Data for processing:

:::

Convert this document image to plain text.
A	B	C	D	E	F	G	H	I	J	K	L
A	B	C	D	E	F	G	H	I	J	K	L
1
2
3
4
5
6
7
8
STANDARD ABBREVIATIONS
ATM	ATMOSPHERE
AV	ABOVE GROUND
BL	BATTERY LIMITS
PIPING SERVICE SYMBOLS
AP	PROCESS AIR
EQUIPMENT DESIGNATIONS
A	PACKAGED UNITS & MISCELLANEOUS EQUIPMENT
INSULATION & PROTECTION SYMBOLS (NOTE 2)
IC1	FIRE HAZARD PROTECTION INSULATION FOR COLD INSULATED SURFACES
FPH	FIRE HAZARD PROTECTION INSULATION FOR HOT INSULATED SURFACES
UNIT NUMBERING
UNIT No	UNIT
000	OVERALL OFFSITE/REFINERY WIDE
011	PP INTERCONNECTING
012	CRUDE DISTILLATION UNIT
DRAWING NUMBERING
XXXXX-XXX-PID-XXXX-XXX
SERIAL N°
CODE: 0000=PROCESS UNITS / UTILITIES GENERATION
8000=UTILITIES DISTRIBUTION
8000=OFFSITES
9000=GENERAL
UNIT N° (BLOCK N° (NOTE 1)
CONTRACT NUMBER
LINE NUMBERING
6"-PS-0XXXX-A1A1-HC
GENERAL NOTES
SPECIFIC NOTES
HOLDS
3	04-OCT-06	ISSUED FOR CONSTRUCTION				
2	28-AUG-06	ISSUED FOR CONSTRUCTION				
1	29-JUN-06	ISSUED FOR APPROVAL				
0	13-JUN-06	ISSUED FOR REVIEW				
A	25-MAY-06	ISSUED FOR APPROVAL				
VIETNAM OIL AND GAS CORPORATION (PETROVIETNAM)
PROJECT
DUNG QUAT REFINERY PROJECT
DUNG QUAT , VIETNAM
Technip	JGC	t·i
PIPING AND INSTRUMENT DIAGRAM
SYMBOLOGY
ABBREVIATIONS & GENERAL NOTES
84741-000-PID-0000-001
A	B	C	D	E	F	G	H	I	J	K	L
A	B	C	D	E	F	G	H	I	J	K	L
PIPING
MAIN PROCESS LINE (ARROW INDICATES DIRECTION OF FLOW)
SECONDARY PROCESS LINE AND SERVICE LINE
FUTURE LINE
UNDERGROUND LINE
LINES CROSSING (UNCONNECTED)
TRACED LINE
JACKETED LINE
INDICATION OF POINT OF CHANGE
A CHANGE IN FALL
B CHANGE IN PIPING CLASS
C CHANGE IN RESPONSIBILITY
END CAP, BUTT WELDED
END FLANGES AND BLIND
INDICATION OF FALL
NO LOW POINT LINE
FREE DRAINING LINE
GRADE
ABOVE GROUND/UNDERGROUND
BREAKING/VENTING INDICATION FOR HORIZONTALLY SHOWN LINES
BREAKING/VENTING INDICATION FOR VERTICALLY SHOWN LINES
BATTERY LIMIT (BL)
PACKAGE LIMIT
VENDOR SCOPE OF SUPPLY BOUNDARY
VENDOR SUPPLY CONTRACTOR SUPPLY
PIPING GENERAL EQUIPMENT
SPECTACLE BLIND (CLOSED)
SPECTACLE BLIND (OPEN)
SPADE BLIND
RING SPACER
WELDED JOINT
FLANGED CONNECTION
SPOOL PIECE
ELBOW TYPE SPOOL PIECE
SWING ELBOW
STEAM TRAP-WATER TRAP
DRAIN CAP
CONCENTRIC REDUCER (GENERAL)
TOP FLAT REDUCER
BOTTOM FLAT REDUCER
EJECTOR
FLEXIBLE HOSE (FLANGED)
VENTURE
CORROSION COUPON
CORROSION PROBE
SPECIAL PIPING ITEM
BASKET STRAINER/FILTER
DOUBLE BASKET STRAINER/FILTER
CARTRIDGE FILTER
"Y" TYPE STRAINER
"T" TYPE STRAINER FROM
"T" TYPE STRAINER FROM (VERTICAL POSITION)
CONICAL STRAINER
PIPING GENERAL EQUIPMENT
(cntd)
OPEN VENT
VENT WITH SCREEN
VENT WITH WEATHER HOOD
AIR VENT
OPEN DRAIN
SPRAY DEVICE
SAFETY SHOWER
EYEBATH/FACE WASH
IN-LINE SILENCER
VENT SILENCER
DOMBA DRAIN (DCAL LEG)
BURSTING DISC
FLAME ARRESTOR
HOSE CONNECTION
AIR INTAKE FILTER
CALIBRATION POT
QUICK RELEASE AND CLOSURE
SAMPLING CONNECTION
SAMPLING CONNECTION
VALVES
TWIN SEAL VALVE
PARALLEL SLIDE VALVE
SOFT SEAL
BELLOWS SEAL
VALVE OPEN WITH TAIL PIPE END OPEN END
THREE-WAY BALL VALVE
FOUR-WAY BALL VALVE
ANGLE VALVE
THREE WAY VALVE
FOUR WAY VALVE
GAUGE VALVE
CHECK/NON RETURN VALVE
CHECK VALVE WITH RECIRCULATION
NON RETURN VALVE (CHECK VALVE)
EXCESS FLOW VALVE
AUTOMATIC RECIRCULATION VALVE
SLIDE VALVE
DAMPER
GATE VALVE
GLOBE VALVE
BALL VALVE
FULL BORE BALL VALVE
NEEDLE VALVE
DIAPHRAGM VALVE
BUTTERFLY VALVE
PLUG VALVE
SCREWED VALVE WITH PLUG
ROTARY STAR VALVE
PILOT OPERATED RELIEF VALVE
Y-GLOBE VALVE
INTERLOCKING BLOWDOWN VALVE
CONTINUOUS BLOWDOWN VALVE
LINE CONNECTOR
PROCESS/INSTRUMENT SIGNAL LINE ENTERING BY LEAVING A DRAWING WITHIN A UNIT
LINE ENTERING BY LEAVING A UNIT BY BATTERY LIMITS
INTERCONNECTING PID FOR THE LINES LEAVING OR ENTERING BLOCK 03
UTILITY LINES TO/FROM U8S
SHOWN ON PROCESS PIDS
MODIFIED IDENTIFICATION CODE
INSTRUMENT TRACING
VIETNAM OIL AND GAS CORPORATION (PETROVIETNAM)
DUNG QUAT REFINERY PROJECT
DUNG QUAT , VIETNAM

:::

Task goal: Extract all of the data above without altering anything.

The result:
Convert this document image to plain text.
A	B	C	D	E	F	G	H	I	J	K	L
A	B	C	D	E	F	G	H	I	J	K	L
1
2
3
4
5
6
7
8
STANDARD ABBREVIATIONS
ATM	ATMOSPHERE
AV	ABOVE GROUND
BL	BATTERY LIMITS
PIPING SERVICE SYMBOLS
AP	PROCESS AIR
EQUIPMENT DESIGNATIONS
A	PACKAGED UNITS & MISCELLANEOUS EQUIPMENT
INSULATION & PROTECTION SYMBOLS (NOTE 2)
IC1	FIRE HAZARD PROTECTION INSULATION FOR COLD INSULATED SURFACES
FPH	FIRE HAZARD PROTECTION INSULATION FOR HOT INSULATED SURFACES
UNIT NUMBERING
UNIT No	UNIT
000	OVERALL OFFSITE/REFINERY WIDE
011	PP INTERCONNECTING
012	CRUDE DISTILLATION UNIT
DRAWING NUMBERING
XXXXX-XXX-PID-XXXX-XXX
SERIAL N°
CODE: 0000=PROCESS UNITS / UTILITIES GENERATION
8000=UTILITIES DISTRIBUTION
8000=OFFSITES
9000=GENERAL
UNIT N° (BLOCK N° (NOTE 1)
CONTRACT NUMBER
LINE NUMBERING
6"-PS-0XXXX-A1A1-HC
GENERAL NOTES
SPECIFIC NOTES
HOLDS
3	04-OCT-06	ISSUED FOR CONSTRUCTION				
2	28-AUG-06	ISSUED FOR CONSTRUCTION				
1	29-JUN-06	ISSUED FOR APPROVAL				
0	13-JUN-06	ISSUED FOR REVIEW				
A	25-MAY-06	ISSUED FOR APPROVAL				
VIETNAM OIL AND GAS CORPORATION (PETROVIETNAM)
PROJECT
DUNG QUAT REFINERY PROJECT
DUNG QUAT , VIETNAM
Technip	JGC	t·i
PIPING AND INSTRUMENT DIAGRAM
SYMBOLOGY
ABBREVIATIONS & GENERAL NOTES
84741-000-PID-0000-001
A	B	C	D	E	F	G	H	I	J	K	L
A	B	C	D	E	F	G	H	I	J	K	L
PIPING
MAIN PROCESS LINE (ARROW INDICATES DIRECTION OF FLOW)
SECONDARY PROCESS LINE AND SERVICE LINE
FUTURE LINE
UNDERGROUND LINE
LINES CROSSING (UNCONNECTED)
TRACED LINE
JACKETED LINE
INDICATION OF POINT OF CHANGE
A CHANGE IN FALL
B CHANGE IN PIPING CLASS
C CHANGE IN RESPONSIBILITY
END CAP, BUTT WELDED
END FLANGES AND BLIND
INDICATION OF FALL
NO LOW POINT LINE
FREE DRAINING LINE
GRADE
ABOVE GROUND/UNDERGROUND
BREAKING/VENTING INDICATION FOR HORIZONTALLY SHOWN LINES
BREAKING/VENTING INDICATION FOR VERTICALLY SHOWN LINES
BATTERY LIMIT (BL)
PACKAGE LIMIT
VENDOR SCOPE OF SUPPLY BOUNDARY
VENDOR SUPPLY CONTRACTOR SUPPLY
PIPING GENERAL EQUIPMENT
SPECTACLE BLIND (CLOSED)
SPECTACLE BLIND (OPEN)
SPADE BLIND
RING SPACER
WELDED JOINT
FLANGED CONNECTION
SPOOL PIECE
ELBOW TYPE SPOOL PIECE
SWING ELBOW
STEAM TRAP-WATER TRAP
DRAIN CAP
CONCENTRIC REDUCER (GENERAL)
TOP FLAT REDUCER
BOTTOM FLAT REDUCER
EJECTOR
FLEXIBLE HOSE (FLANGED)
VENTURE
CORROSION COUPON
CORROSION PROBE
SPECIAL PIPING ITEM
BASKET STRAINER/FILTER
DOUBLE BASKET STRAINER/FILTER
CARTRIDGE FILTER
"Y" TYPE STRAINER
"T" TYPE STRAINER FROM
"T" TYPE STRAINER FROM (VERTICAL POSITION)
CONICAL STRAINER
PIPING GENERAL EQUIPMENT
(cntd)
OPEN VENT
VENT WITH SCREEN
VENT WITH WEATHER HOOD
AIR VENT
OPEN DRAIN
SPRAY DEVICE
SAFETY SHOWER
EYEBATH/FACE WASH
IN-LINE SILENCER
VENT SILENCER
DOMBA DRAIN (DCAL LEG)
BURSTING DISC
FLAME ARRESTOR
HOSE CONNECTION
AIR INTAKE FILTER
CALIBRATION POT
QUICK RELEASE AND CLOSURE
SAMPLING CONNECTION
SAMPLING CONNECTION
VALVES
TWIN SEAL VALVE
PARALLEL SLIDE VALVE
SOFT SEAL
BELLOWS SEAL
VALVE OPEN WITH TAIL PIPE END OPEN END
THREE-WAY BALL VALVE
FOUR-WAY BALL VALVE
ANGLE VALVE
THREE WAY VALVE
FOUR WAY VALVE
GAUGE VALVE
CHECK/NON RETURN VALVE
CHECK VALVE WITH RECIRCULATION
NON RETURN VALVE (CHECK VALVE)
EXCESS FLOW VALVE
AUTOMATIC RECIRCULATION VALVE
SLIDE VALVE
DAMPER
GATE VALVE
GLOBE VALVE
BALL VALVE
FULL BORE BALL VALVE
NEEDLE VALVE
DIAPHRAGM VALVE
BUTTERFLY VALVE
PLUG VALVE
SCREWED VALVE WITH PLUG
ROTARY STAR VALVE
PILOT OPERATED RELIEF VALVE
Y-GLOBE VALVE
INTERLOCKING BLOWDOWN VALVE
CONTINUOUS BLOWDOWN VALVE
LINE CONNECTOR
PROCESS/INSTRUMENT SIGNAL LINE ENTERING BY LEAVING A DRAWING WITHIN A UNIT
LINE ENTERING BY LEAVING A UNIT BY BATTERY LIMITS
INTERCONNECTING PID FOR THE LINES LEAVING OR ENTERING BLOCK 03
UTILITY LINES TO/FROM U8S
SHOWN ON PROCESS PIDS
MODIFIED IDENTIFICATION CODE
INSTRUMENT TRACING
VIETNAM OIL AND GAS CORPORATION (PETROVIETNAM)
DUNG QUAT REFINERY PROJECT
DUNG QUAT , VIETNAM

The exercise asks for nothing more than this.